__Written exercise__. Scan the lines below for the string "text" and copy every one that has it.

__Dataset excerpts__.
>> Begin
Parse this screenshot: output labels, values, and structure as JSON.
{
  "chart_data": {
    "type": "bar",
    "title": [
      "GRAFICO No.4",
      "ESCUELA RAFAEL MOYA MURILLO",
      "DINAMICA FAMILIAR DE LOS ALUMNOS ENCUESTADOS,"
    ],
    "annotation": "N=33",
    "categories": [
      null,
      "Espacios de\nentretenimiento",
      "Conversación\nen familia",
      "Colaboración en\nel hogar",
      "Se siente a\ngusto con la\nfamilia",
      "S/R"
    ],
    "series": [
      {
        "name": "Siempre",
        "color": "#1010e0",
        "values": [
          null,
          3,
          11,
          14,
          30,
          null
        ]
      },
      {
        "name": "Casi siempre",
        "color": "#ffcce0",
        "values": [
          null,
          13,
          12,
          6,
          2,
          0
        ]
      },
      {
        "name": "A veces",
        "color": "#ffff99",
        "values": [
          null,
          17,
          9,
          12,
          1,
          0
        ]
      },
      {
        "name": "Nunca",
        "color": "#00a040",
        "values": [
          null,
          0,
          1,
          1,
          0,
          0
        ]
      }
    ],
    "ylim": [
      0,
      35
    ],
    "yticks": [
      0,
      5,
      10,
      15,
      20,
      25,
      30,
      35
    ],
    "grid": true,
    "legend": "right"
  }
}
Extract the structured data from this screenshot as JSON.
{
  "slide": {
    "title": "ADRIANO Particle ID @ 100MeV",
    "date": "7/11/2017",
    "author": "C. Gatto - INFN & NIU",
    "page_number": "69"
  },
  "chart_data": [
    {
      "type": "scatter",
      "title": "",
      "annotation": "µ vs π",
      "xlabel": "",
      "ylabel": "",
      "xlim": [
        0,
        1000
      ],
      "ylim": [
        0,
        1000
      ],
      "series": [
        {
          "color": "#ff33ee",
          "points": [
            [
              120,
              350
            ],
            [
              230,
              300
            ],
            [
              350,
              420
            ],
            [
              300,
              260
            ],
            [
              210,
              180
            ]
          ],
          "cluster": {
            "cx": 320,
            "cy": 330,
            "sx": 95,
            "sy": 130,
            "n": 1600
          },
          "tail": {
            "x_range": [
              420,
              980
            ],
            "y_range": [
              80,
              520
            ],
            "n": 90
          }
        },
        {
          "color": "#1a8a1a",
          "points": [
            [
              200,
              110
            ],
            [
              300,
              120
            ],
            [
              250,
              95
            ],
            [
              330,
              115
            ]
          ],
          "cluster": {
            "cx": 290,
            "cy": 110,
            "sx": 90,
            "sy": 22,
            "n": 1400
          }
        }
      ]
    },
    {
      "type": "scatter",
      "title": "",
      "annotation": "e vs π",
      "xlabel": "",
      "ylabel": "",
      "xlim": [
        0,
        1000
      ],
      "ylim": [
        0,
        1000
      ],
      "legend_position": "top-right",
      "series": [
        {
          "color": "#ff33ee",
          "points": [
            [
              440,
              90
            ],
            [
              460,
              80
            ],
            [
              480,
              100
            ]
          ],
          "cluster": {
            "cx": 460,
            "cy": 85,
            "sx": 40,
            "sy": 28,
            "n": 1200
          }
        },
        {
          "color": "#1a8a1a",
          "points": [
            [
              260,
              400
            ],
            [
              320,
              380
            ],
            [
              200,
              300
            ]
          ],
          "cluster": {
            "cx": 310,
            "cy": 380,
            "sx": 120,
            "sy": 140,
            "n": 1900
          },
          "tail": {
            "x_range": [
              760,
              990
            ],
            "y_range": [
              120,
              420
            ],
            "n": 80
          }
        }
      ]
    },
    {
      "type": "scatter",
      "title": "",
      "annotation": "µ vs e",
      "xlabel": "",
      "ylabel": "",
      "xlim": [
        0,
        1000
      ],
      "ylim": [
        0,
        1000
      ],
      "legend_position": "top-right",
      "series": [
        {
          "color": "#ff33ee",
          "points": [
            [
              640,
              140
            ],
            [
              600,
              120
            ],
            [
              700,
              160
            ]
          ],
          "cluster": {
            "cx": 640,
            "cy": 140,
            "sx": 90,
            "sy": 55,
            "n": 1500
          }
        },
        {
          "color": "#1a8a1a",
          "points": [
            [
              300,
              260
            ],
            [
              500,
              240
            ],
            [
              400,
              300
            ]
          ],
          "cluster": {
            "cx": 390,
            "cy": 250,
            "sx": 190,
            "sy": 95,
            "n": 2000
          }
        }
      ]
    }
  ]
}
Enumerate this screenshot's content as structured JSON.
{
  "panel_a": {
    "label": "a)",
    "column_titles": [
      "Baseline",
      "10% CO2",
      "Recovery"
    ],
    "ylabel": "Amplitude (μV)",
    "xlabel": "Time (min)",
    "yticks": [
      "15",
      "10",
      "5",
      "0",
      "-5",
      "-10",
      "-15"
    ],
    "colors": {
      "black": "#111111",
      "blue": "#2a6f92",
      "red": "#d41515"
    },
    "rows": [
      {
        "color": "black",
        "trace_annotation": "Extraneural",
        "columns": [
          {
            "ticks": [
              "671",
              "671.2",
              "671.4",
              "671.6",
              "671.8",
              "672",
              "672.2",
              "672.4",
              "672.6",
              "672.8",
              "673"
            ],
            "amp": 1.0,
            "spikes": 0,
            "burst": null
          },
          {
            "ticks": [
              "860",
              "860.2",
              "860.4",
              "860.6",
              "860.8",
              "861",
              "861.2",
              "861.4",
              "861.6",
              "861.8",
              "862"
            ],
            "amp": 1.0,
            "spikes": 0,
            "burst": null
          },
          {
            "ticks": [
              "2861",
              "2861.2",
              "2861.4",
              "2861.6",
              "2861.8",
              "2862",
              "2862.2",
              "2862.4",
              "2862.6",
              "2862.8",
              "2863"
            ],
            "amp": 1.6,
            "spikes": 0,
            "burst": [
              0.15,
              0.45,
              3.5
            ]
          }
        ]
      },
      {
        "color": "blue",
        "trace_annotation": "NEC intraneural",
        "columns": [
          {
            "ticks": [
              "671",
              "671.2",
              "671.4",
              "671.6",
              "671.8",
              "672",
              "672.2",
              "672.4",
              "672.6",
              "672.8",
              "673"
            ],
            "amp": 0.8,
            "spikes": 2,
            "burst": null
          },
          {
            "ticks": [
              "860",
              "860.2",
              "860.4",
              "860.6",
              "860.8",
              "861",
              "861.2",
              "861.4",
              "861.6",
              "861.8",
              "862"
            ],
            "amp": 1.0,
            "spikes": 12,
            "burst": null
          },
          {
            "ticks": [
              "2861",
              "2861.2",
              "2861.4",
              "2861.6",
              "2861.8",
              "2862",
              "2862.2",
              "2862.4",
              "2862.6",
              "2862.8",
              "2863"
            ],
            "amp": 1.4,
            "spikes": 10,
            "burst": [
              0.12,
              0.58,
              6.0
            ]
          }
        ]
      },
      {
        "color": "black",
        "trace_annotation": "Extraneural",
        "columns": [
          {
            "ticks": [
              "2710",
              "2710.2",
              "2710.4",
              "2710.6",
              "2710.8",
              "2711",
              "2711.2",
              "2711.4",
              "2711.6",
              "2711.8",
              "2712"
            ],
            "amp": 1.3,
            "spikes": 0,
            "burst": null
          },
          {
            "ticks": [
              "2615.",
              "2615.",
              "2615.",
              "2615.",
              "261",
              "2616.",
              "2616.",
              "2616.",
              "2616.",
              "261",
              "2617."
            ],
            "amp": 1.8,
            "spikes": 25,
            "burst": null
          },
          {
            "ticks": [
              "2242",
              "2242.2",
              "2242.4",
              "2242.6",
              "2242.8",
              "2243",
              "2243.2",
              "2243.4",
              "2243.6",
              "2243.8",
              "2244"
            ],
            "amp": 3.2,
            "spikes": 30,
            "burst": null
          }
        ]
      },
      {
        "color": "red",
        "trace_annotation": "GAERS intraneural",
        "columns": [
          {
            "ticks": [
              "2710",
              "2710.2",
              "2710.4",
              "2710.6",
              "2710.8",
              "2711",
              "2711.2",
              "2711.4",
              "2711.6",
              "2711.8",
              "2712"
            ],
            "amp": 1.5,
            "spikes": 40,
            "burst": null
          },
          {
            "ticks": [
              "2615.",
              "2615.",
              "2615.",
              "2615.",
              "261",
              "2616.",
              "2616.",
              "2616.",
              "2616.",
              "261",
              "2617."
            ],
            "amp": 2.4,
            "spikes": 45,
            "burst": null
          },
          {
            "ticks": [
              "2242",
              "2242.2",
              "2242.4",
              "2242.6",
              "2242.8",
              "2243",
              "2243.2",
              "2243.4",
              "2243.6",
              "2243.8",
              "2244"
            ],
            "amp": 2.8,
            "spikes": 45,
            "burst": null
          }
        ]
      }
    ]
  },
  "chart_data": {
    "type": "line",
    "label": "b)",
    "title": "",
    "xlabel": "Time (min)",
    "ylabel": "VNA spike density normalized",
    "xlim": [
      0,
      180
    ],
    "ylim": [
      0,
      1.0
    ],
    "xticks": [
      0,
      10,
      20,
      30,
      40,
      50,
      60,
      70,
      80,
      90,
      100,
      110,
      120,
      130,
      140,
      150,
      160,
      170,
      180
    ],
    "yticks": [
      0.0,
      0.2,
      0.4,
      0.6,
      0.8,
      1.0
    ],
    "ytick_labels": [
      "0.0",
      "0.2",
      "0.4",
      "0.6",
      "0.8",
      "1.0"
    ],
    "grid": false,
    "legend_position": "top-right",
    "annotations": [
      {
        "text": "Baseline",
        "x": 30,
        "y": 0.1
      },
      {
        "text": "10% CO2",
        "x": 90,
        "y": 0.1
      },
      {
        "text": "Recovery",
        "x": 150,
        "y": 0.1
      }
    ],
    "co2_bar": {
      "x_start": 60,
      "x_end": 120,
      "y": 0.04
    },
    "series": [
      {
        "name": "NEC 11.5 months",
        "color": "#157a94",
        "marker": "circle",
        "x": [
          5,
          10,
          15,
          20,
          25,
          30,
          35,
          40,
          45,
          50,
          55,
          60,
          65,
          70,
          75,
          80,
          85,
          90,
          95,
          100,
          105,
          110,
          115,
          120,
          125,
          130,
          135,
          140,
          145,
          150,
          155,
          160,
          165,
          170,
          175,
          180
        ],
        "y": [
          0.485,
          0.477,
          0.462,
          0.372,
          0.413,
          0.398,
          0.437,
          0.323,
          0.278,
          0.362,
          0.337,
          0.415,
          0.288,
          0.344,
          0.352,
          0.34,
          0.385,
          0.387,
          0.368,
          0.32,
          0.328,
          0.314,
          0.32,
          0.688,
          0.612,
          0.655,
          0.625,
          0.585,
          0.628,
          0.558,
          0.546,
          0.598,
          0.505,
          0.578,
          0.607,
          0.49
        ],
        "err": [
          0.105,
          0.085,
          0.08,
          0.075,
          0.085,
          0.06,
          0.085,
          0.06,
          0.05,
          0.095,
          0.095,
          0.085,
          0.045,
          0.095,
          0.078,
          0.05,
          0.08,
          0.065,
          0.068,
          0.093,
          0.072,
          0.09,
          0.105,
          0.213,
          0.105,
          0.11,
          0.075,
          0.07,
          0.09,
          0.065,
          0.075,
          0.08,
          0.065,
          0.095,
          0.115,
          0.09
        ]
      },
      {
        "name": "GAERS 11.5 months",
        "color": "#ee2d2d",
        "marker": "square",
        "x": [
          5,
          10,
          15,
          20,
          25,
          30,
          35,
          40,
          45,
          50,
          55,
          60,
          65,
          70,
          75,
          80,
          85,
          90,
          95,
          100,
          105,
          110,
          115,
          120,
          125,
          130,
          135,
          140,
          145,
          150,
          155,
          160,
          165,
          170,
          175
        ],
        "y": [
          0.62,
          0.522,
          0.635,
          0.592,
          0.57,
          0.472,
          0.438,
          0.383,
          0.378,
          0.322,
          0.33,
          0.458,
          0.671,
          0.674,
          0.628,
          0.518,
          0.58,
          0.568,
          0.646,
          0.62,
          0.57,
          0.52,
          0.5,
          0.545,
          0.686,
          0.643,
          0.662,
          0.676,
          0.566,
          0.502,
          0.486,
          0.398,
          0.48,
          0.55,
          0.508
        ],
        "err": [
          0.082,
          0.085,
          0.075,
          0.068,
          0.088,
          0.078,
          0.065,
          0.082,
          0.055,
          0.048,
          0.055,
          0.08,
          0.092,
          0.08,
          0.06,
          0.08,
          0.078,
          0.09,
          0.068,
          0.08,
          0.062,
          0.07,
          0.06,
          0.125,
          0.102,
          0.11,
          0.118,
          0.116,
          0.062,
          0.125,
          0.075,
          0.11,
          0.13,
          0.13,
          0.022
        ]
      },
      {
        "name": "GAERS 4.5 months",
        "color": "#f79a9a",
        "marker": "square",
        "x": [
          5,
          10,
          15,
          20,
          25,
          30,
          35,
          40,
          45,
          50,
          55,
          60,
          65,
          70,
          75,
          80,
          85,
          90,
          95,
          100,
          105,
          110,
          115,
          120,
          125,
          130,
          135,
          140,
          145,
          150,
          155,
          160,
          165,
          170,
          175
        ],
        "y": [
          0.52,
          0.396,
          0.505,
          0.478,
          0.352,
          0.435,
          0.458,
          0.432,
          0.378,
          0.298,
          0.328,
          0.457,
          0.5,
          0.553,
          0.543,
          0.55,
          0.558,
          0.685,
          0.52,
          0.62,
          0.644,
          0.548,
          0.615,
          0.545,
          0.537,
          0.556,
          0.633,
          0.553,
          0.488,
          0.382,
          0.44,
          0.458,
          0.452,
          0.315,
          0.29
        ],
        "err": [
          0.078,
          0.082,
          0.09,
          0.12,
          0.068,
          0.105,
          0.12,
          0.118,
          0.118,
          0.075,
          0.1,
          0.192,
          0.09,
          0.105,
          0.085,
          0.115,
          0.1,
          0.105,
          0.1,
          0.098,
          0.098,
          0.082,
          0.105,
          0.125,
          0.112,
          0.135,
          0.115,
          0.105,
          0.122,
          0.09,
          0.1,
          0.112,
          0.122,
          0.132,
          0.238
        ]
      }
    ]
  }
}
>> End
__Solution to this task__.
        "text": "Baseline",
        "text": "10% CO2",
        "text": "Recovery",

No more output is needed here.